Locate the lines of the listing below that hold "xlabel", then copy each of them.

RECORDS SUPPLIED>
○ ○ ○

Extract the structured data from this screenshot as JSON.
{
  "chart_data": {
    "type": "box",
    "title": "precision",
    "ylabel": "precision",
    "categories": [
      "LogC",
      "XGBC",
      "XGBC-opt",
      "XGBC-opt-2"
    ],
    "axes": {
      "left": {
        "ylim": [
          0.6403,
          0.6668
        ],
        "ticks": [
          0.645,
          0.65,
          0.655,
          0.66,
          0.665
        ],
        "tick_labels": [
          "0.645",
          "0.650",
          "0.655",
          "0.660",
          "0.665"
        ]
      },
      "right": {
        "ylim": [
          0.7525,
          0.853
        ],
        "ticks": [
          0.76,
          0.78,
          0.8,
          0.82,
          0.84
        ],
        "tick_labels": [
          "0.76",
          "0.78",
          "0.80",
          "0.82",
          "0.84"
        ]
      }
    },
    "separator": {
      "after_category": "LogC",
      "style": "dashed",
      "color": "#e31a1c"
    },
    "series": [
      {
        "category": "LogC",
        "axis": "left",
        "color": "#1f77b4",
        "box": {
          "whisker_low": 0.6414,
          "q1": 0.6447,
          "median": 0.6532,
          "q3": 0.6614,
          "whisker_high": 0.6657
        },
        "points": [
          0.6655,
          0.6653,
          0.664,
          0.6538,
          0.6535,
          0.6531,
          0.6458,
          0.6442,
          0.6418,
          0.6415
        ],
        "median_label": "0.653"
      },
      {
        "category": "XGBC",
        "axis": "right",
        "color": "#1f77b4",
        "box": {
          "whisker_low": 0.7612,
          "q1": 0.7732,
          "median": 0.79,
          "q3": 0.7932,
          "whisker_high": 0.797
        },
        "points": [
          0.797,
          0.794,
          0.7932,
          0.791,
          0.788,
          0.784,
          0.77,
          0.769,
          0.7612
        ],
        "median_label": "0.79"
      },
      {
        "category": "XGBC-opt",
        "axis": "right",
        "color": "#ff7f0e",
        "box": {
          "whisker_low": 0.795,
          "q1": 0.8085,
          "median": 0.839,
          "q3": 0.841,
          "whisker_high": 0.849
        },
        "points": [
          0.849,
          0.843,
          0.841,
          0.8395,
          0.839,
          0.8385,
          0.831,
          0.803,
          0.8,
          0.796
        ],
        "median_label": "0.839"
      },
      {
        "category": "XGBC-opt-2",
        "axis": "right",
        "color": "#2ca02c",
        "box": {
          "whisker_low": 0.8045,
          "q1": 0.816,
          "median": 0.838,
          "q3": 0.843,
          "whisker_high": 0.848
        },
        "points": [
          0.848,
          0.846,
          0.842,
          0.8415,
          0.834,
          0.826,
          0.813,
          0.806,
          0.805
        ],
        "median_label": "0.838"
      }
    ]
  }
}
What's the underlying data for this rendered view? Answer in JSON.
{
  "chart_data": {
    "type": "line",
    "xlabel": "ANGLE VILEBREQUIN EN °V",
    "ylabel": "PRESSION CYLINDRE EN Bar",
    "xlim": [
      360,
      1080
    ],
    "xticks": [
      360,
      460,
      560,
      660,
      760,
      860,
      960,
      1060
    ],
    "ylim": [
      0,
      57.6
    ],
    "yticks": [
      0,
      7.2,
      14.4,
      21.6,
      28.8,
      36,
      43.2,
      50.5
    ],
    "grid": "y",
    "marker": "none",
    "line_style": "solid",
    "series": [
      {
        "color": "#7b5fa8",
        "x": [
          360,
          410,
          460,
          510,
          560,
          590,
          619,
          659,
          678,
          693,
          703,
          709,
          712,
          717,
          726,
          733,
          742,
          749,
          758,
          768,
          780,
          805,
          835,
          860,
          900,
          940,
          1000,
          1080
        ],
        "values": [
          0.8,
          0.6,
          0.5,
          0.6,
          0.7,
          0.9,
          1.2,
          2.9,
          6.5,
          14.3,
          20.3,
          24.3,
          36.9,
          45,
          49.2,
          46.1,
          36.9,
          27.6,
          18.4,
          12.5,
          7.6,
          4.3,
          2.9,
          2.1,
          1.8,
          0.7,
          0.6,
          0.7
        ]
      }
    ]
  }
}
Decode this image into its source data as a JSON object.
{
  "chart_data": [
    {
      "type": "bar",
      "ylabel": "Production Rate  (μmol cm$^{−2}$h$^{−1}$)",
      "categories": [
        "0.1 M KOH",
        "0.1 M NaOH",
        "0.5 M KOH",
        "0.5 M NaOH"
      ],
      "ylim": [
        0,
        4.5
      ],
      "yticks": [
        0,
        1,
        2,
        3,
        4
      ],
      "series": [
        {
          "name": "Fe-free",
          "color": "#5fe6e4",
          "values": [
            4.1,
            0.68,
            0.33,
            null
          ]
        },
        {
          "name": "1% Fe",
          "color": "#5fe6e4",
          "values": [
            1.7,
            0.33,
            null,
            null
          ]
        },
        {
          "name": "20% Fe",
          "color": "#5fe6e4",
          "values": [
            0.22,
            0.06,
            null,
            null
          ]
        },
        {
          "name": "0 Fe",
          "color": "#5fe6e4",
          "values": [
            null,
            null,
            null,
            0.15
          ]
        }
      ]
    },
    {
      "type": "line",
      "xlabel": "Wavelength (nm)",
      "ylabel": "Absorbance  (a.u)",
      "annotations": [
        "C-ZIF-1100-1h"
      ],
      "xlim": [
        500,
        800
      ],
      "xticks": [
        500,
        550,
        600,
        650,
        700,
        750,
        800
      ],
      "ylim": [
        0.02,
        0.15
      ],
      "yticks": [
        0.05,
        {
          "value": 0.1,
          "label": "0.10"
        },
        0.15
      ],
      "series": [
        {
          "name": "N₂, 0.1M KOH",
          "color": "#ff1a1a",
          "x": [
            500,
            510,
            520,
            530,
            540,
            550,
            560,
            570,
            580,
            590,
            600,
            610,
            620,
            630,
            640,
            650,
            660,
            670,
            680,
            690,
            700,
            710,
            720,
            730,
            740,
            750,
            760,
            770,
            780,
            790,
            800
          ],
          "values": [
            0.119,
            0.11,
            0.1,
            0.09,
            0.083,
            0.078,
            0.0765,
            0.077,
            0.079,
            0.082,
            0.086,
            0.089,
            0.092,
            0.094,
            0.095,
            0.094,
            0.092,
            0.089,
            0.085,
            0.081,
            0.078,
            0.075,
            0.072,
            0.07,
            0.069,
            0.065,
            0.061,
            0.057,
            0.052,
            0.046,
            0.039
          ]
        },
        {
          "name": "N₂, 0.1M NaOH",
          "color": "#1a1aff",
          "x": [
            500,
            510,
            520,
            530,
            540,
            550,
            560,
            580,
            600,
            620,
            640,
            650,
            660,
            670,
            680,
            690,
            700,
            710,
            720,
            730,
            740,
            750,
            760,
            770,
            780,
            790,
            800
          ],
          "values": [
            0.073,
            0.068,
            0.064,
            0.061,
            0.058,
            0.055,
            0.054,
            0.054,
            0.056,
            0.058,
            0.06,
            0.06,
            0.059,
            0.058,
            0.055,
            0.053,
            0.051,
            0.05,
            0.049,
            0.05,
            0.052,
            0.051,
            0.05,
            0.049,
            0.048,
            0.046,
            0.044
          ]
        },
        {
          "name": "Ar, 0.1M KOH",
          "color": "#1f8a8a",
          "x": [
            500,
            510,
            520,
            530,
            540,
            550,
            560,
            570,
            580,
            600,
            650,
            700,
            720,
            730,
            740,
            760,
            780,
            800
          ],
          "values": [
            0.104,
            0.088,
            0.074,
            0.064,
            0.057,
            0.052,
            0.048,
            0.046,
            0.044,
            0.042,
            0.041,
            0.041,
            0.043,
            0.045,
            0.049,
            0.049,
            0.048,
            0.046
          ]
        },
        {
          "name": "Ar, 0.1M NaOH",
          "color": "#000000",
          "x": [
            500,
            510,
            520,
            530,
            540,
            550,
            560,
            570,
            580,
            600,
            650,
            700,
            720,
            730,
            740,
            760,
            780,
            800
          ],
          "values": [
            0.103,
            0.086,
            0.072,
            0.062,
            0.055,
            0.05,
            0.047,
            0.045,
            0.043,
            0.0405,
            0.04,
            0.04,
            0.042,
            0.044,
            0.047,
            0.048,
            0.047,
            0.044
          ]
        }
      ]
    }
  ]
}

○ ○ ○

EXERCISE OUTPUT>
    "xlabel": "ANGLE VILEBREQUIN EN °V",
      "xlabel": "Wavelength (nm)",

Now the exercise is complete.